■ EXERCISE AIM
Write out the material exactly. Do not include the pictures.

-- DATASET start --

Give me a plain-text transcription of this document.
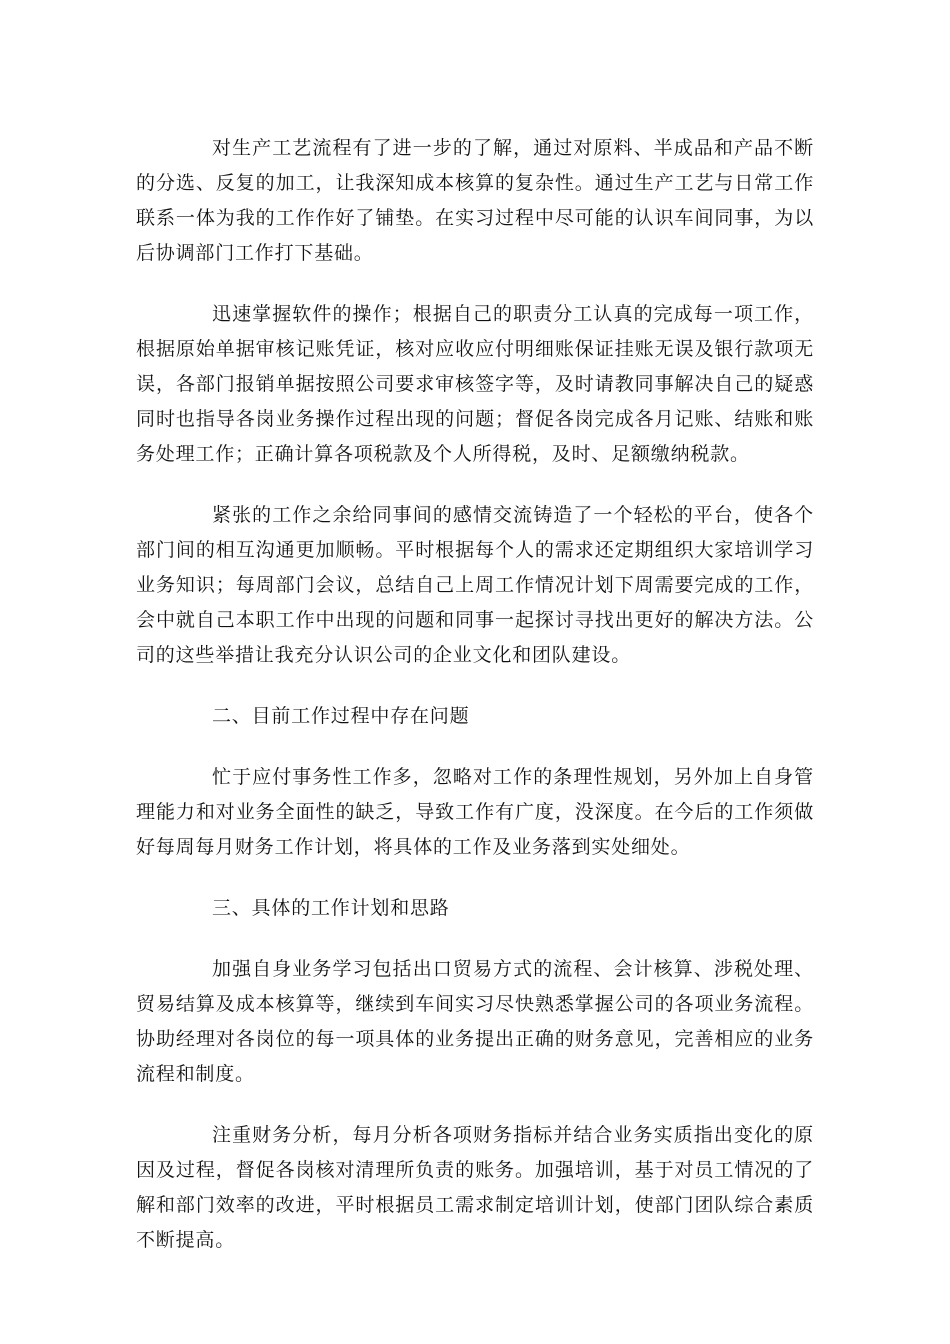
对生产工艺流程有了进一步的了解，通过对原料、半成品和产品不断的分选、反复的加工，让我深知成本核算的复杂性。通过生产工艺与日常工作联系一体为我的工作作好了铺垫。在实习过程中尽可能的认识车间同事，为以后协调部门工作打下基础。

迅速掌握软件的操作；根据自己的职责分工认真的完成每一项工作，根据原始单据审核记账凭证，核对应收应付明细账保证挂账无误及银行款项无误，各部门报销单据按照公司要求审核签字等，及时请教同事解决自己的疑惑同时也指导各岗业务操作过程出现的问题；督促各岗完成各月记账、结账和账务处理工作；正确计算各项税款及个人所得税，及时、足额缴纳税款。

紧张的工作之余给同事间的感情交流铸造了一个轻松的平台，使各个部门间的相互沟通更加顺畅。平时根据每个人的需求还定期组织大家培训学习业务知识；每周部门会议，总结自己上周工作情况计划下周需要完成的工作，会中就自己本职工作中出现的问题和同事一起探讨寻找出更好的解决方法。公司的这些举措让我充分认识公司的企业文化和团队建设。

二、目前工作过程中存在问题

忙于应付事务性工作多，忽略对工作的条理性规划，另外加上自身管理能力和对业务全面性的缺乏，导致工作有广度，没深度。在今后的工作须做好每周每月财务工作计划，将具体的工作及业务落到实处细处。

三、具体的工作计划和思路

加强自身业务学习包括出口贸易方式的流程、会计核算、涉税处理、贸易结算及成本核算等，继续到车间实习尽快熟悉掌握公司的各项业务流程。协助经理对各岗位的每一项具体的业务提出正确的财务意见，完善相应的业务流程和制度。

注重财务分析，每月分析各项财务指标并结合业务实质指出变化的原因及过程，督促各岗核对清理所负责的账务。加强培训，基于对员工情况的了解和部门效率的改进，平时根据员工需求制定培训计划，使部门团队综合素质不断提高。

-- DATASET end --

■ SOLUTION FOR THIS EXERCISE
Give me a plain-text transcription of this document.
对生产工艺流程有了进一步的了解，通过对原料、半成品和产品不断的分选、反复的加工，让我深知成本核算的复杂性。通过生产工艺与日常工作联系一体为我的工作作好了铺垫。在实习过程中尽可能的认识车间同事，为以后协调部门工作打下基础。

迅速掌握软件的操作；根据自己的职责分工认真的完成每一项工作，根据原始单据审核记账凭证，核对应收应付明细账保证挂账无误及银行款项无误，各部门报销单据按照公司要求审核签字等，及时请教同事解决自己的疑惑同时也指导各岗业务操作过程出现的问题；督促各岗完成各月记账、结账和账务处理工作；正确计算各项税款及个人所得税，及时、足额缴纳税款。

紧张的工作之余给同事间的感情交流铸造了一个轻松的平台，使各个部门间的相互沟通更加顺畅。平时根据每个人的需求还定期组织大家培训学习业务知识；每周部门会议，总结自己上周工作情况计划下周需要完成的工作，会中就自己本职工作中出现的问题和同事一起探讨寻找出更好的解决方法。公司的这些举措让我充分认识公司的企业文化和团队建设。

二、目前工作过程中存在问题

忙于应付事务性工作多，忽略对工作的条理性规划，另外加上自身管理能力和对业务全面性的缺乏，导致工作有广度，没深度。在今后的工作须做好每周每月财务工作计划，将具体的工作及业务落到实处细处。

三、具体的工作计划和思路

加强自身业务学习包括出口贸易方式的流程、会计核算、涉税处理、贸易结算及成本核算等，继续到车间实习尽快熟悉掌握公司的各项业务流程。协助经理对各岗位的每一项具体的业务提出正确的财务意见，完善相应的业务流程和制度。

注重财务分析，每月分析各项财务指标并结合业务实质指出变化的原因及过程，督促各岗核对清理所负责的账务。加强培训，基于对员工情况的了解和部门效率的改进，平时根据员工需求制定培训计划，使部门团队综合素质不断提高。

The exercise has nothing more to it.